Each entry needs to be restated exactly as written.

== Supplied data

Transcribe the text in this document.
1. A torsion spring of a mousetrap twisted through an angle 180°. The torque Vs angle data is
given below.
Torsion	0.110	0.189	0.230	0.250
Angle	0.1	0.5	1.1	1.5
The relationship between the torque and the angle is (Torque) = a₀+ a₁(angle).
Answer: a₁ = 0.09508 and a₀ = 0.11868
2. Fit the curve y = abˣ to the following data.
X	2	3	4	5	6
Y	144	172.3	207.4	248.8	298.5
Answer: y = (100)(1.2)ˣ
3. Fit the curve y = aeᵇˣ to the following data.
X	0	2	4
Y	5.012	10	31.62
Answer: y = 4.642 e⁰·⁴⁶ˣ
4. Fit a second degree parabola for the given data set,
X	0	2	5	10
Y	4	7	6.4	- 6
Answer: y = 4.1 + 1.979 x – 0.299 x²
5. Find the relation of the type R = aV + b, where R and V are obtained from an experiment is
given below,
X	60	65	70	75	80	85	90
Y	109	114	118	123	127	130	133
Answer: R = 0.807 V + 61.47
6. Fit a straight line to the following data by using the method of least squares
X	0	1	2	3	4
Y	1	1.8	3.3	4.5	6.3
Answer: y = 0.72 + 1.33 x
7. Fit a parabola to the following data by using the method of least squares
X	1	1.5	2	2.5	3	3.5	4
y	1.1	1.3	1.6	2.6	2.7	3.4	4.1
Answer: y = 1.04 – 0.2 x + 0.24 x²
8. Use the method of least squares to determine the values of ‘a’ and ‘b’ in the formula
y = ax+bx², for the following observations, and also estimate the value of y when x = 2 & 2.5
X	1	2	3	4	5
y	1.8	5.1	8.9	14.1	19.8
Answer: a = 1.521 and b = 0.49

====

Result for this task:
Transcribe the text in this document.
1. A torsion spring of a mousetrap twisted through an angle 180°. The torque Vs angle data is
given below.
Torsion	0.110	0.189	0.230	0.250
Angle	0.1	0.5	1.1	1.5
The relationship between the torque and the angle is (Torque) = a₀+ a₁(angle).
Answer: a₁ = 0.09508 and a₀ = 0.11868
2. Fit the curve y = abˣ to the following data.
X	2	3	4	5	6
Y	144	172.3	207.4	248.8	298.5
Answer: y = (100)(1.2)ˣ
3. Fit the curve y = aeᵇˣ to the following data.
X	0	2	4
Y	5.012	10	31.62
Answer: y = 4.642 e⁰·⁴⁶ˣ
4. Fit a second degree parabola for the given data set,
X	0	2	5	10
Y	4	7	6.4	- 6
Answer: y = 4.1 + 1.979 x – 0.299 x²
5. Find the relation of the type R = aV + b, where R and V are obtained from an experiment is
given below,
X	60	65	70	75	80	85	90
Y	109	114	118	123	127	130	133
Answer: R = 0.807 V + 61.47
6. Fit a straight line to the following data by using the method of least squares
X	0	1	2	3	4
Y	1	1.8	3.3	4.5	6.3
Answer: y = 0.72 + 1.33 x
7. Fit a parabola to the following data by using the method of least squares
X	1	1.5	2	2.5	3	3.5	4
y	1.1	1.3	1.6	2.6	2.7	3.4	4.1
Answer: y = 1.04 – 0.2 x + 0.24 x²
8. Use the method of least squares to determine the values of ‘a’ and ‘b’ in the formula
y = ax+bx², for the following observations, and also estimate the value of y when x = 2 & 2.5
X	1	2	3	4	5
y	1.8	5.1	8.9	14.1	19.8
Answer: a = 1.521 and b = 0.49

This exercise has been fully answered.